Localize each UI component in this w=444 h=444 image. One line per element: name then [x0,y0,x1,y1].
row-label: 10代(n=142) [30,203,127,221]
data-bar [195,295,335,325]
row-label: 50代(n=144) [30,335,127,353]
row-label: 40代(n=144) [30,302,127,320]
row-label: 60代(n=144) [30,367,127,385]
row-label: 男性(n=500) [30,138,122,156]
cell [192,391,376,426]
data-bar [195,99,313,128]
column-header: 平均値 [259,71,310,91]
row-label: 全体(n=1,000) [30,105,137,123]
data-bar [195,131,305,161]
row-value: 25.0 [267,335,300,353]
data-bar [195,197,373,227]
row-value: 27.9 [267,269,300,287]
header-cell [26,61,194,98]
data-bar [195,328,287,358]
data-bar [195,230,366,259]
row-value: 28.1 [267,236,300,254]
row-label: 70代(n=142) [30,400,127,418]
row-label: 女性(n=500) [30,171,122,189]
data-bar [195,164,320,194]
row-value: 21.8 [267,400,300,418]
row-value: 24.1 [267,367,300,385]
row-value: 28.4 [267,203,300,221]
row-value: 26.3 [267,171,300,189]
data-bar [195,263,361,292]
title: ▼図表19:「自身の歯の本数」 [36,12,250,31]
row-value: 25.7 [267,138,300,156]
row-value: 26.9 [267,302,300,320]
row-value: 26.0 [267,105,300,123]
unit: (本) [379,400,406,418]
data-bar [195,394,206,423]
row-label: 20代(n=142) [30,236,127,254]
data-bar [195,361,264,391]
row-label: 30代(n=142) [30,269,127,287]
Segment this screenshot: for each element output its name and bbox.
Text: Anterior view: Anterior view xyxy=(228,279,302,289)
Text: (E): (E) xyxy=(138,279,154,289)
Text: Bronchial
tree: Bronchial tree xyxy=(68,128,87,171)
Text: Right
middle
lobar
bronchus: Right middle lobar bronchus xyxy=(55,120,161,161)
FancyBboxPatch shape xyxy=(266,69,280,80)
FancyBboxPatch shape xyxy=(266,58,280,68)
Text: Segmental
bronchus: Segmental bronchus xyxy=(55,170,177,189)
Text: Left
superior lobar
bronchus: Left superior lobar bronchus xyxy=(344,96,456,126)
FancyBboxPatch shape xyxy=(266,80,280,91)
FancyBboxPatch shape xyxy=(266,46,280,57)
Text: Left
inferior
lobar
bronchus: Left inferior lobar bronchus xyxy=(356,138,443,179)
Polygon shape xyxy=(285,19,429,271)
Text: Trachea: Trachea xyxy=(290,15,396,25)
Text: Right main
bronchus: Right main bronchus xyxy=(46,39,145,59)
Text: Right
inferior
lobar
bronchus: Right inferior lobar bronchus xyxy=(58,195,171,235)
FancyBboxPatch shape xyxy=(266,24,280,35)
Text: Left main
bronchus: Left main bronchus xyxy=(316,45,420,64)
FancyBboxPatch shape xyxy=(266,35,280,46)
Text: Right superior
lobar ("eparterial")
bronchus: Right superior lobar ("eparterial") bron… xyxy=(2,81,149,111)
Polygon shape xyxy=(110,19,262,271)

*Given instruction:* Show each line from the entries above that contains the string "Polygon".

*Response for this exercise:*
Polygon shape xyxy=(285,19,429,271)
Polygon shape xyxy=(110,19,262,271)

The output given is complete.